◆ What is expected ◆
Render the material again word for word, skipping the pictures in it.

◆ Raw records ◆

* * * *

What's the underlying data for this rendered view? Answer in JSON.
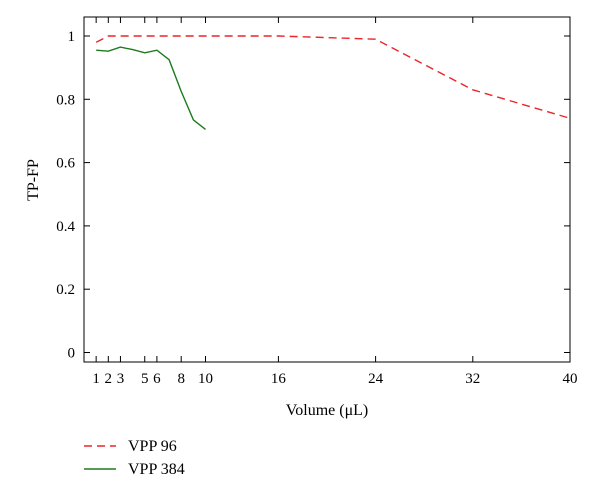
{
  "chart_data": {
    "type": "line",
    "title": "",
    "xlabel": "Volume (μL)",
    "ylabel": "TP-FP",
    "xlim": [
      0,
      40
    ],
    "ylim": [
      -0.03,
      1.06
    ],
    "x_ticks": [
      1,
      2,
      3,
      5,
      6,
      8,
      10,
      16,
      24,
      32,
      40
    ],
    "y_ticks": [
      0,
      0.2,
      0.4,
      0.6,
      0.8,
      1
    ],
    "y_tick_labels": [
      "0",
      "0.2",
      "0.4",
      "0.6",
      "0.8",
      "1"
    ],
    "grid": false,
    "legend_position": "bottom-left",
    "series": [
      {
        "name": "VPP 96",
        "color": "#e8262b",
        "style": "dashed",
        "x": [
          1,
          2,
          16,
          24,
          32,
          40
        ],
        "y": [
          0.98,
          1.0,
          1.0,
          0.99,
          0.83,
          0.74
        ]
      },
      {
        "name": "VPP 384",
        "color": "#1e7a1e",
        "style": "solid",
        "x": [
          1,
          2,
          3,
          4,
          5,
          6,
          7,
          8,
          9,
          10
        ],
        "y": [
          0.955,
          0.952,
          0.965,
          0.957,
          0.947,
          0.955,
          0.925,
          0.825,
          0.735,
          0.705
        ]
      }
    ]
  }
}
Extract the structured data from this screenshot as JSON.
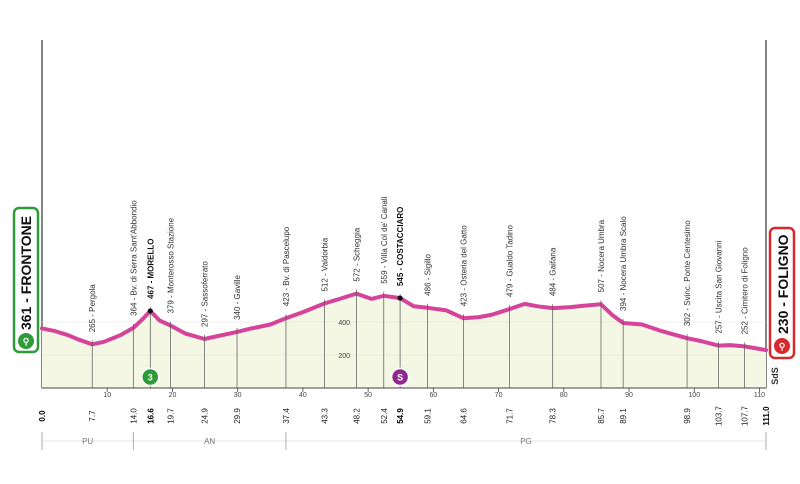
{
  "chart_data": {
    "type": "area",
    "title": "",
    "x_unit": "km",
    "y_unit": "m",
    "xlim": [
      0,
      111
    ],
    "ylim": [
      0,
      1000
    ],
    "colors": {
      "profile_line": "#d6439a",
      "profile_fill": "#f3f7e3",
      "start_box": "#2e9a3a",
      "finish_box": "#d8282b"
    },
    "start": {
      "label": "361 - FRONTONE",
      "km": 0,
      "alt": 361
    },
    "finish": {
      "label": "230 - FOLIGNO",
      "km": 111,
      "alt": 230
    },
    "profile": [
      [
        0,
        361
      ],
      [
        2,
        345
      ],
      [
        4,
        320
      ],
      [
        5.5,
        295
      ],
      [
        7.7,
        265
      ],
      [
        9.5,
        280
      ],
      [
        12,
        320
      ],
      [
        14,
        364
      ],
      [
        15.5,
        420
      ],
      [
        16.6,
        467
      ],
      [
        18,
        410
      ],
      [
        19.7,
        379
      ],
      [
        22,
        330
      ],
      [
        24.9,
        297
      ],
      [
        27,
        315
      ],
      [
        29.9,
        340
      ],
      [
        32,
        360
      ],
      [
        35,
        385
      ],
      [
        37.4,
        423
      ],
      [
        40,
        460
      ],
      [
        43.3,
        512
      ],
      [
        46,
        545
      ],
      [
        48.2,
        572
      ],
      [
        50.5,
        540
      ],
      [
        52.4,
        559
      ],
      [
        54.9,
        545
      ],
      [
        57,
        495
      ],
      [
        59.1,
        486
      ],
      [
        62,
        470
      ],
      [
        64.6,
        423
      ],
      [
        67,
        430
      ],
      [
        69,
        445
      ],
      [
        71.7,
        479
      ],
      [
        74,
        510
      ],
      [
        76,
        495
      ],
      [
        78.3,
        484
      ],
      [
        81,
        490
      ],
      [
        83,
        498
      ],
      [
        85.7,
        507
      ],
      [
        87.5,
        440
      ],
      [
        89.1,
        394
      ],
      [
        92,
        385
      ],
      [
        95,
        345
      ],
      [
        98.9,
        302
      ],
      [
        101,
        285
      ],
      [
        103.7,
        257
      ],
      [
        105.5,
        260
      ],
      [
        107.7,
        252
      ],
      [
        109.5,
        240
      ],
      [
        111,
        230
      ]
    ],
    "waypoints": [
      {
        "km": 7.7,
        "label": "265 - Pergola",
        "km_label": "7.7",
        "bold": false
      },
      {
        "km": 14.0,
        "label": "364 - Bv. di Serra Sant'Abbondio",
        "km_label": "14.0",
        "bold": false
      },
      {
        "km": 16.6,
        "label": "467 - MORELLO",
        "km_label": "16.6",
        "bold": true
      },
      {
        "km": 19.7,
        "label": "379 - Monterosso Stazione",
        "km_label": "19.7",
        "bold": false
      },
      {
        "km": 24.9,
        "label": "297 - Sassoferrato",
        "km_label": "24.9",
        "bold": false
      },
      {
        "km": 29.9,
        "label": "340 - Gaville",
        "km_label": "29.9",
        "bold": false
      },
      {
        "km": 37.4,
        "label": "423 - Bv. di Pascelupo",
        "km_label": "37.4",
        "bold": false
      },
      {
        "km": 43.3,
        "label": "512 - Valdorbia",
        "km_label": "43.3",
        "bold": false
      },
      {
        "km": 48.2,
        "label": "572 - Scheggia",
        "km_label": "48.2",
        "bold": false
      },
      {
        "km": 52.4,
        "label": "559 - Villa Col de' Canali",
        "km_label": "52.4",
        "bold": false
      },
      {
        "km": 54.9,
        "label": "545 - COSTACCIARO",
        "km_label": "54.9",
        "bold": true
      },
      {
        "km": 59.1,
        "label": "486 - Sigillo",
        "km_label": "59.1",
        "bold": false
      },
      {
        "km": 64.6,
        "label": "423 - Osteria del Gatto",
        "km_label": "64.6",
        "bold": false
      },
      {
        "km": 71.7,
        "label": "479 - Gualdo Tadino",
        "km_label": "71.7",
        "bold": false
      },
      {
        "km": 78.3,
        "label": "484 - Gaifana",
        "km_label": "78.3",
        "bold": false
      },
      {
        "km": 85.7,
        "label": "507 - Nocera Umbra",
        "km_label": "85.7",
        "bold": false
      },
      {
        "km": 89.1,
        "label": "394 - Nocera Umbra Scalo",
        "km_label": "89.1",
        "bold": false
      },
      {
        "km": 98.9,
        "label": "302 - Svinc. Ponte Centesimo",
        "km_label": "98.9",
        "bold": false
      },
      {
        "km": 103.7,
        "label": "257 - Uscita San Giovanni",
        "km_label": "103.7",
        "bold": false
      },
      {
        "km": 107.7,
        "label": "252 - Cimitero di Foligno",
        "km_label": "107.7",
        "bold": false
      }
    ],
    "x_ticks": [
      "10",
      "20",
      "30",
      "40",
      "50",
      "60",
      "70",
      "80",
      "90",
      "100",
      "110"
    ],
    "x_tick_values": [
      10,
      20,
      30,
      40,
      50,
      60,
      70,
      80,
      90,
      100,
      110
    ],
    "y_ticks": [
      {
        "value": 200,
        "label": "200"
      },
      {
        "value": 400,
        "label": "400"
      }
    ],
    "start_km_label": "0.0",
    "finish_km_label": "111.0",
    "markers": [
      {
        "km": 16.6,
        "label": "3",
        "color": "#2e9a3a",
        "kind": "climb"
      },
      {
        "km": 54.9,
        "label": "S",
        "color": "#8e2a8e",
        "kind": "sprint"
      }
    ],
    "regions": [
      {
        "label": "PU",
        "from": 0,
        "to": 14.0
      },
      {
        "label": "AN",
        "from": 14.0,
        "to": 37.4
      },
      {
        "label": "PG",
        "from": 37.4,
        "to": 111
      }
    ],
    "sds_label": "SdS"
  }
}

* * * *

◆ Correct answer ◆
What's the underlying data for this rendered view? Answer in JSON.
{
  "chart_data": {
    "type": "line",
    "title": "",
    "xlabel": "Volume (μL)",
    "ylabel": "TP-FP",
    "xlim": [
      0,
      40
    ],
    "ylim": [
      -0.03,
      1.06
    ],
    "x_ticks": [
      1,
      2,
      3,
      5,
      6,
      8,
      10,
      16,
      24,
      32,
      40
    ],
    "y_ticks": [
      0,
      0.2,
      0.4,
      0.6,
      0.8,
      1
    ],
    "y_tick_labels": [
      "0",
      "0.2",
      "0.4",
      "0.6",
      "0.8",
      "1"
    ],
    "grid": false,
    "legend_position": "bottom-left",
    "series": [
      {
        "name": "VPP 96",
        "color": "#e8262b",
        "style": "dashed",
        "x": [
          1,
          2,
          16,
          24,
          32,
          40
        ],
        "y": [
          0.98,
          1.0,
          1.0,
          0.99,
          0.83,
          0.74
        ]
      },
      {
        "name": "VPP 384",
        "color": "#1e7a1e",
        "style": "solid",
        "x": [
          1,
          2,
          3,
          4,
          5,
          6,
          7,
          8,
          9,
          10
        ],
        "y": [
          0.955,
          0.952,
          0.965,
          0.957,
          0.947,
          0.955,
          0.925,
          0.825,
          0.735,
          0.705
        ]
      }
    ]
  }
}
Extract the structured data from this screenshot as JSON.
{
  "chart_data": {
    "type": "area",
    "title": "",
    "x_unit": "km",
    "y_unit": "m",
    "xlim": [
      0,
      111
    ],
    "ylim": [
      0,
      1000
    ],
    "colors": {
      "profile_line": "#d6439a",
      "profile_fill": "#f3f7e3",
      "start_box": "#2e9a3a",
      "finish_box": "#d8282b"
    },
    "start": {
      "label": "361 - FRONTONE",
      "km": 0,
      "alt": 361
    },
    "finish": {
      "label": "230 - FOLIGNO",
      "km": 111,
      "alt": 230
    },
    "profile": [
      [
        0,
        361
      ],
      [
        2,
        345
      ],
      [
        4,
        320
      ],
      [
        5.5,
        295
      ],
      [
        7.7,
        265
      ],
      [
        9.5,
        280
      ],
      [
        12,
        320
      ],
      [
        14,
        364
      ],
      [
        15.5,
        420
      ],
      [
        16.6,
        467
      ],
      [
        18,
        410
      ],
      [
        19.7,
        379
      ],
      [
        22,
        330
      ],
      [
        24.9,
        297
      ],
      [
        27,
        315
      ],
      [
        29.9,
        340
      ],
      [
        32,
        360
      ],
      [
        35,
        385
      ],
      [
        37.4,
        423
      ],
      [
        40,
        460
      ],
      [
        43.3,
        512
      ],
      [
        46,
        545
      ],
      [
        48.2,
        572
      ],
      [
        50.5,
        540
      ],
      [
        52.4,
        559
      ],
      [
        54.9,
        545
      ],
      [
        57,
        495
      ],
      [
        59.1,
        486
      ],
      [
        62,
        470
      ],
      [
        64.6,
        423
      ],
      [
        67,
        430
      ],
      [
        69,
        445
      ],
      [
        71.7,
        479
      ],
      [
        74,
        510
      ],
      [
        76,
        495
      ],
      [
        78.3,
        484
      ],
      [
        81,
        490
      ],
      [
        83,
        498
      ],
      [
        85.7,
        507
      ],
      [
        87.5,
        440
      ],
      [
        89.1,
        394
      ],
      [
        92,
        385
      ],
      [
        95,
        345
      ],
      [
        98.9,
        302
      ],
      [
        101,
        285
      ],
      [
        103.7,
        257
      ],
      [
        105.5,
        260
      ],
      [
        107.7,
        252
      ],
      [
        109.5,
        240
      ],
      [
        111,
        230
      ]
    ],
    "waypoints": [
      {
        "km": 7.7,
        "label": "265 - Pergola",
        "km_label": "7.7",
        "bold": false
      },
      {
        "km": 14.0,
        "label": "364 - Bv. di Serra Sant'Abbondio",
        "km_label": "14.0",
        "bold": false
      },
      {
        "km": 16.6,
        "label": "467 - MORELLO",
        "km_label": "16.6",
        "bold": true
      },
      {
        "km": 19.7,
        "label": "379 - Monterosso Stazione",
        "km_label": "19.7",
        "bold": false
      },
      {
        "km": 24.9,
        "label": "297 - Sassoferrato",
        "km_label": "24.9",
        "bold": false
      },
      {
        "km": 29.9,
        "label": "340 - Gaville",
        "km_label": "29.9",
        "bold": false
      },
      {
        "km": 37.4,
        "label": "423 - Bv. di Pascelupo",
        "km_label": "37.4",
        "bold": false
      },
      {
        "km": 43.3,
        "label": "512 - Valdorbia",
        "km_label": "43.3",
        "bold": false
      },
      {
        "km": 48.2,
        "label": "572 - Scheggia",
        "km_label": "48.2",
        "bold": false
      },
      {
        "km": 52.4,
        "label": "559 - Villa Col de' Canali",
        "km_label": "52.4",
        "bold": false
      },
      {
        "km": 54.9,
        "label": "545 - COSTACCIARO",
        "km_label": "54.9",
        "bold": true
      },
      {
        "km": 59.1,
        "label": "486 - Sigillo",
        "km_label": "59.1",
        "bold": false
      },
      {
        "km": 64.6,
        "label": "423 - Osteria del Gatto",
        "km_label": "64.6",
        "bold": false
      },
      {
        "km": 71.7,
        "label": "479 - Gualdo Tadino",
        "km_label": "71.7",
        "bold": false
      },
      {
        "km": 78.3,
        "label": "484 - Gaifana",
        "km_label": "78.3",
        "bold": false
      },
      {
        "km": 85.7,
        "label": "507 - Nocera Umbra",
        "km_label": "85.7",
        "bold": false
      },
      {
        "km": 89.1,
        "label": "394 - Nocera Umbra Scalo",
        "km_label": "89.1",
        "bold": false
      },
      {
        "km": 98.9,
        "label": "302 - Svinc. Ponte Centesimo",
        "km_label": "98.9",
        "bold": false
      },
      {
        "km": 103.7,
        "label": "257 - Uscita San Giovanni",
        "km_label": "103.7",
        "bold": false
      },
      {
        "km": 107.7,
        "label": "252 - Cimitero di Foligno",
        "km_label": "107.7",
        "bold": false
      }
    ],
    "x_ticks": [
      "10",
      "20",
      "30",
      "40",
      "50",
      "60",
      "70",
      "80",
      "90",
      "100",
      "110"
    ],
    "x_tick_values": [
      10,
      20,
      30,
      40,
      50,
      60,
      70,
      80,
      90,
      100,
      110
    ],
    "y_ticks": [
      {
        "value": 200,
        "label": "200"
      },
      {
        "value": 400,
        "label": "400"
      }
    ],
    "start_km_label": "0.0",
    "finish_km_label": "111.0",
    "markers": [
      {
        "km": 16.6,
        "label": "3",
        "color": "#2e9a3a",
        "kind": "climb"
      },
      {
        "km": 54.9,
        "label": "S",
        "color": "#8e2a8e",
        "kind": "sprint"
      }
    ],
    "regions": [
      {
        "label": "PU",
        "from": 0,
        "to": 14.0
      },
      {
        "label": "AN",
        "from": 14.0,
        "to": 37.4
      },
      {
        "label": "PG",
        "from": 37.4,
        "to": 111
      }
    ],
    "sds_label": "SdS"
  }
}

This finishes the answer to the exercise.